#### Task statement:
Check each line for the word "object" and give how many have it. Say nothing else.
---------- Records supplied ----------
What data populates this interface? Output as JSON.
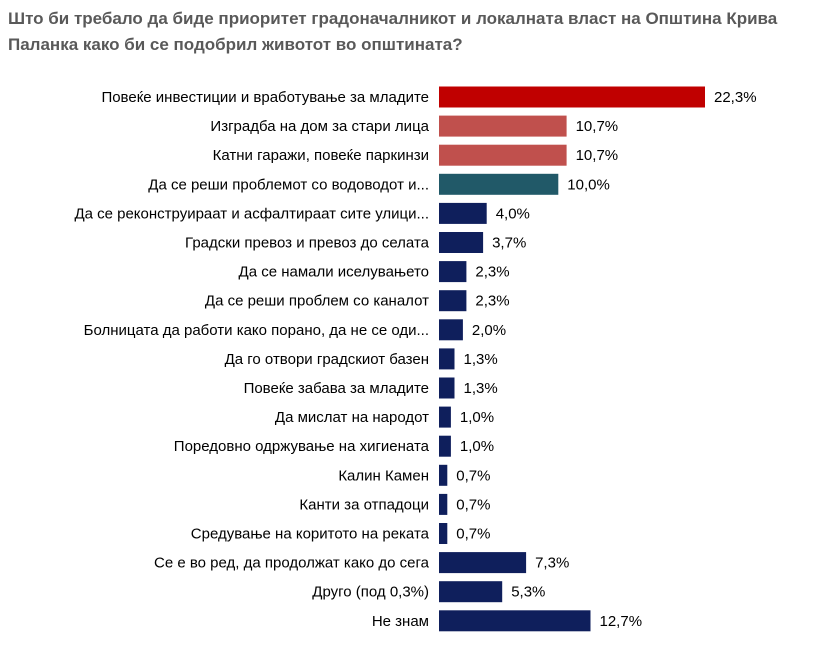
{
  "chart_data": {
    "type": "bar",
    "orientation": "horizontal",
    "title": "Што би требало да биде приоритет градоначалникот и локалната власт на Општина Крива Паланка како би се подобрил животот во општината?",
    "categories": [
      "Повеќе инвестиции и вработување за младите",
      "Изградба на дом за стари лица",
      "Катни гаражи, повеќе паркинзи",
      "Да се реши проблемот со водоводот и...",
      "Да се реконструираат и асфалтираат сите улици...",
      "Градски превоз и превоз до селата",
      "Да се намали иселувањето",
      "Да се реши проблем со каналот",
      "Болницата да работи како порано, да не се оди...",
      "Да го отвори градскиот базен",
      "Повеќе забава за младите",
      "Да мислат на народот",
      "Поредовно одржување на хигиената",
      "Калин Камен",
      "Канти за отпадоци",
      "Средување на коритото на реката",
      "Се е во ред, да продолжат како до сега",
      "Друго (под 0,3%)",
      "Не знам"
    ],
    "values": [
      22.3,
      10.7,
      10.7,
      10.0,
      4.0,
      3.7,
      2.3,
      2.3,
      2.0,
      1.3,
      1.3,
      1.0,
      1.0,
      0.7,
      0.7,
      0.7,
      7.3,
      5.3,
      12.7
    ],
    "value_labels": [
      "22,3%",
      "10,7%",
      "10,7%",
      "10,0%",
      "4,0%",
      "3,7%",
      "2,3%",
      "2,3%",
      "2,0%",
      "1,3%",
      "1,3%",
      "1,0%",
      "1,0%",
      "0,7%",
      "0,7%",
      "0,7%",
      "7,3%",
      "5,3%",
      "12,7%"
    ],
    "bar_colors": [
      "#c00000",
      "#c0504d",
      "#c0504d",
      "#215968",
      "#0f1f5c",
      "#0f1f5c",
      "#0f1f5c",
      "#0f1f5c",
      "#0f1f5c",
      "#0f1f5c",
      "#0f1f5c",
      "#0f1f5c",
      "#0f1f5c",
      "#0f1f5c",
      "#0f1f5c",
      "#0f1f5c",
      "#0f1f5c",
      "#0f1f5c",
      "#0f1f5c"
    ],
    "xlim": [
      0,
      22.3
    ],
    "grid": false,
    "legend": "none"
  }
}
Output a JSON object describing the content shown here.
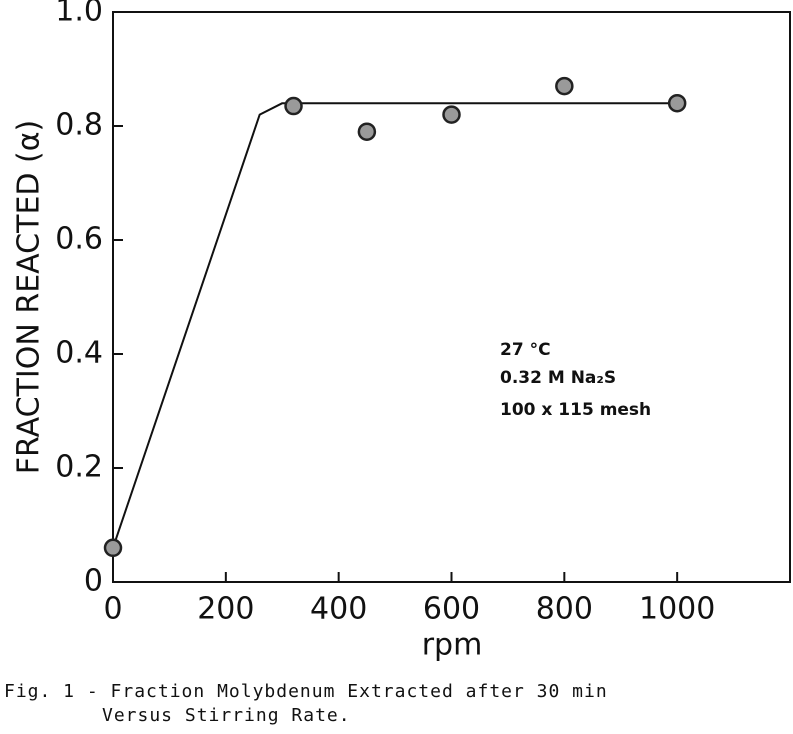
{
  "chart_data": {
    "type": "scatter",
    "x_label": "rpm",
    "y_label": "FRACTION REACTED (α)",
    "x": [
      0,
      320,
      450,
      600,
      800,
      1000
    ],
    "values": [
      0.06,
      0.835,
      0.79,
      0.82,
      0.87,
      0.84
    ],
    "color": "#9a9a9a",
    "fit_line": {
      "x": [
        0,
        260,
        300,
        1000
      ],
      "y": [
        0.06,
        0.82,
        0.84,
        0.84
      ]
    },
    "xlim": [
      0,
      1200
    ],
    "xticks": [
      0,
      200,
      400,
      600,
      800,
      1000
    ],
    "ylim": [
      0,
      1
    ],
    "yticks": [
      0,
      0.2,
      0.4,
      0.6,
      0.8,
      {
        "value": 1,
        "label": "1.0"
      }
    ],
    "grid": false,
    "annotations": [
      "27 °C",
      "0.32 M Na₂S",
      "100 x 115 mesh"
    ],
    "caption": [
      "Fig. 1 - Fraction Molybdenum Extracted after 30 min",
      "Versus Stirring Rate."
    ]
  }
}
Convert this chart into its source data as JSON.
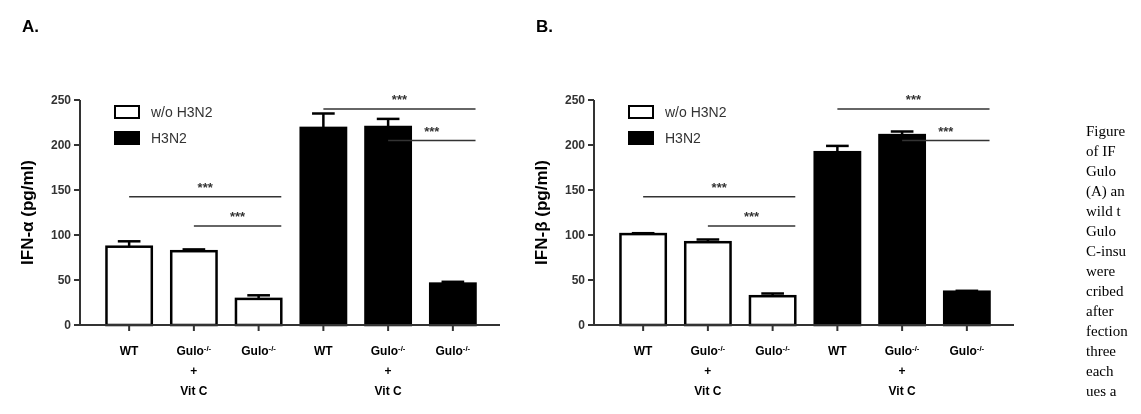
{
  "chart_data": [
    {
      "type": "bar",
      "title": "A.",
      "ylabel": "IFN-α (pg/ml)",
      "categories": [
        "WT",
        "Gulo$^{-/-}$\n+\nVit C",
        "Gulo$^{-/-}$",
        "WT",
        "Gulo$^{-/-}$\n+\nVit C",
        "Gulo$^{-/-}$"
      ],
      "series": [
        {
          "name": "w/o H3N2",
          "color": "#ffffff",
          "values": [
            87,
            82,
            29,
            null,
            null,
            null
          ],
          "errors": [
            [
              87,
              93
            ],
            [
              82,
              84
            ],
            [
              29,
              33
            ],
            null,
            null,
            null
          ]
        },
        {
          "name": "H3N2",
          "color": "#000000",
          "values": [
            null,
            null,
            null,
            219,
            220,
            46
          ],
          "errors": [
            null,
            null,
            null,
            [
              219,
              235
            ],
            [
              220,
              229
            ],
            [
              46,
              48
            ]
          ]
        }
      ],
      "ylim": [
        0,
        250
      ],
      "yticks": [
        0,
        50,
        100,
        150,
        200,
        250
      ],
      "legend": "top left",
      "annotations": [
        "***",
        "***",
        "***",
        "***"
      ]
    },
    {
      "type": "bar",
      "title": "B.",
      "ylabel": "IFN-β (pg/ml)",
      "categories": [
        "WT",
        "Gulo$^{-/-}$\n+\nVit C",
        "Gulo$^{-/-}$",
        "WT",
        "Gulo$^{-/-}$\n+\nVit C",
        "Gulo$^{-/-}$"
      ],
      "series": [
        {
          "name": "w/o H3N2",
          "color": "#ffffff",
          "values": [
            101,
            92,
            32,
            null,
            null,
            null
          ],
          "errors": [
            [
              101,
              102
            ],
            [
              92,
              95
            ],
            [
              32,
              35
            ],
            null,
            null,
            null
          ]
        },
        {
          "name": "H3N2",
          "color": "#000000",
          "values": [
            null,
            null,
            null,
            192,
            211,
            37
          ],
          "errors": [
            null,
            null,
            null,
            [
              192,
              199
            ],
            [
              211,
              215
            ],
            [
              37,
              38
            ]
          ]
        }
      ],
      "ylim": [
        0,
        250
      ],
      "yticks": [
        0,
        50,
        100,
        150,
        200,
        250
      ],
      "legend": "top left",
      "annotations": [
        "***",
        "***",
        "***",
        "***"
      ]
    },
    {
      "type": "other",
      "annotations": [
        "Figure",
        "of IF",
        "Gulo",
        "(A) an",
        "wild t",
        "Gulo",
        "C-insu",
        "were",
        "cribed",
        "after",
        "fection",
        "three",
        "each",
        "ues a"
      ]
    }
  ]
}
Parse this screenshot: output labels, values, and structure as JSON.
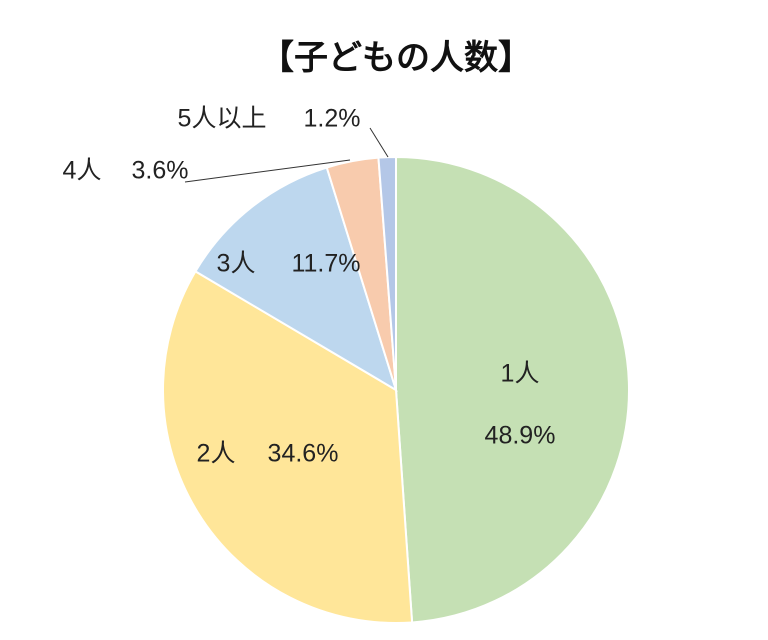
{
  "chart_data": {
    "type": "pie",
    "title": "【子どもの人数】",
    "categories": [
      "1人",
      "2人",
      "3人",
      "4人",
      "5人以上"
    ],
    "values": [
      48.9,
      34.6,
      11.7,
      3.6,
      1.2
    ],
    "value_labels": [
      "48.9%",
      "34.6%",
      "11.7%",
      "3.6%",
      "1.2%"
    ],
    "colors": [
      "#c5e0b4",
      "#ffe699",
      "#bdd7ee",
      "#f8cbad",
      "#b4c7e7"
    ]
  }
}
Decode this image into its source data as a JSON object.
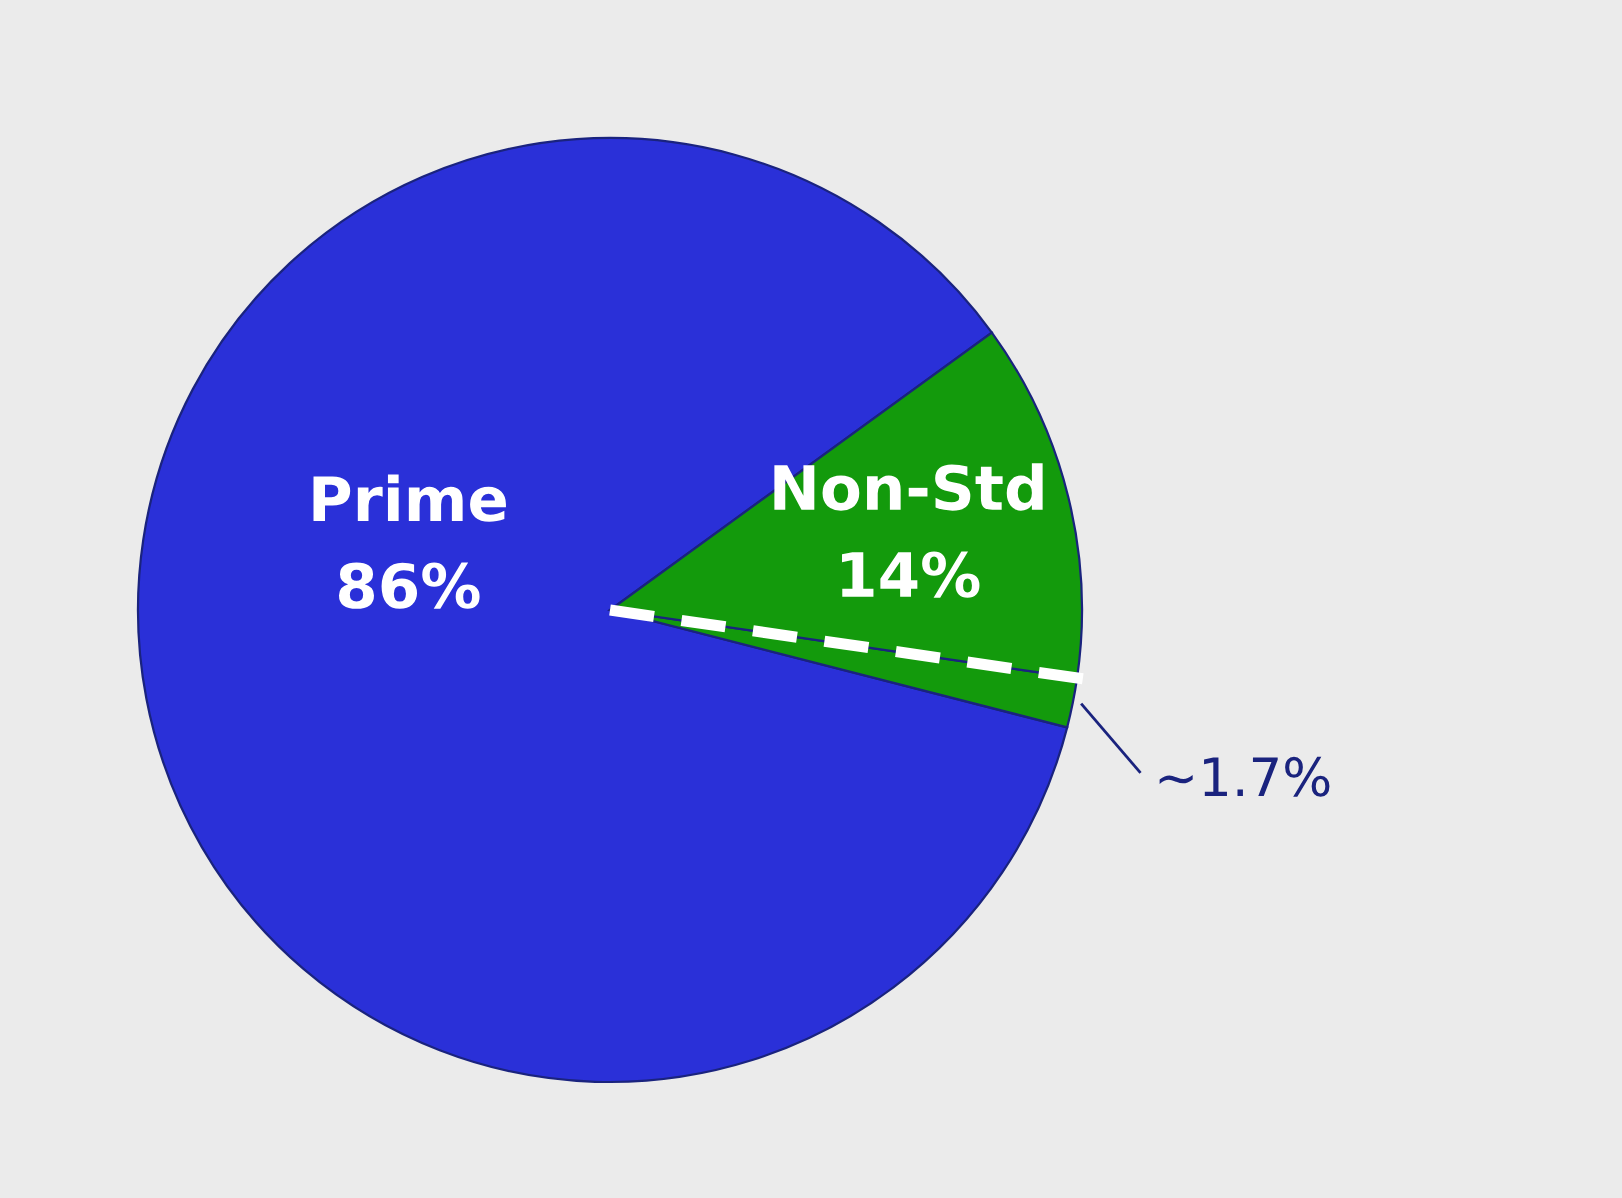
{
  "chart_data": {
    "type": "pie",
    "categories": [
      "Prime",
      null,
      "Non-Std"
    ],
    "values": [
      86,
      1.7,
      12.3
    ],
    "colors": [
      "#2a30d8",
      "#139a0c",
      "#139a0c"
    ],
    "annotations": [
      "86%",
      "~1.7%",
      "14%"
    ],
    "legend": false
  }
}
----------
#### Task response:
2